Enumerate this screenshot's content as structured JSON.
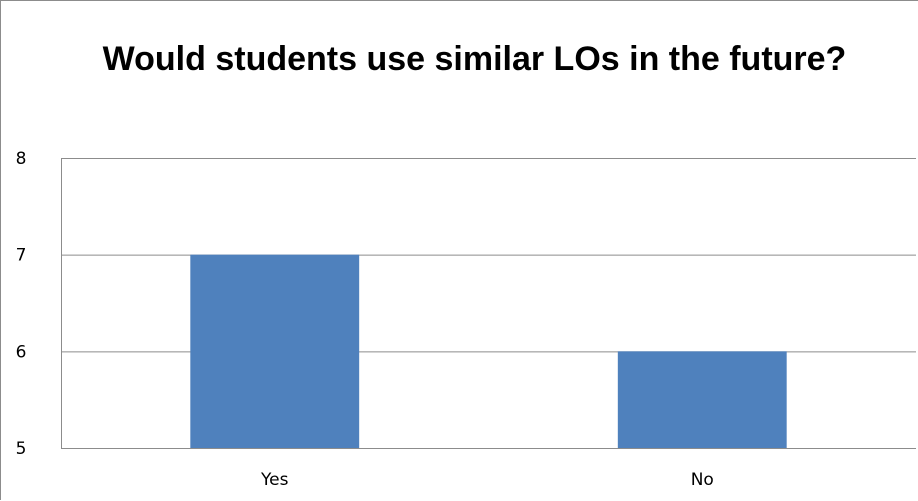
{
  "chart_data": {
    "type": "bar",
    "title": "Would students use similar LOs in the future?",
    "categories": [
      "Yes",
      "No"
    ],
    "values": [
      7,
      6
    ],
    "xlabel": "",
    "ylabel": "",
    "ylim": [
      5,
      8
    ],
    "yticks": [
      5,
      6,
      7,
      8
    ],
    "grid": true,
    "legend": "none",
    "bar_color": "#4f81bd",
    "gridline_color": "#8c8c8c"
  }
}
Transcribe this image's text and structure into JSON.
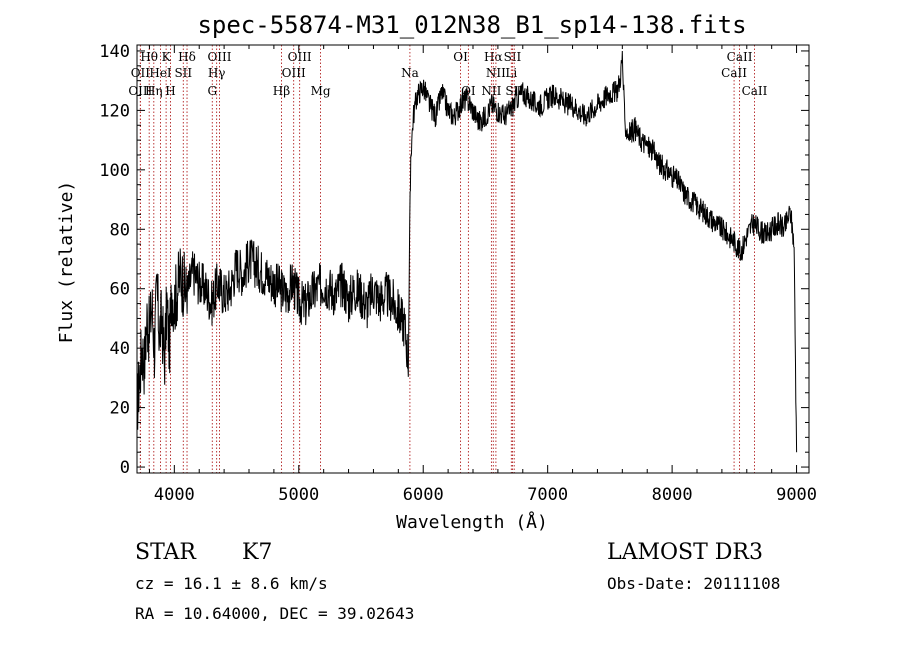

### Challenge
Make an exact copy of the data above, pictures excluded.

### Reply to the exercise
Enumerate this screenshot's content as structured JSON.
{
  "chart_data": {
    "type": "bar",
    "title": "Would students use similar LOs in the future?",
    "categories": [
      "Yes",
      "No"
    ],
    "values": [
      7,
      6
    ],
    "xlabel": "",
    "ylabel": "",
    "ylim": [
      5,
      8
    ],
    "yticks": [
      5,
      6,
      7,
      8
    ],
    "grid": true,
    "legend": "none",
    "bar_color": "#4f81bd",
    "gridline_color": "#8c8c8c"
  }
}
Transcribe this image's text and structure into JSON.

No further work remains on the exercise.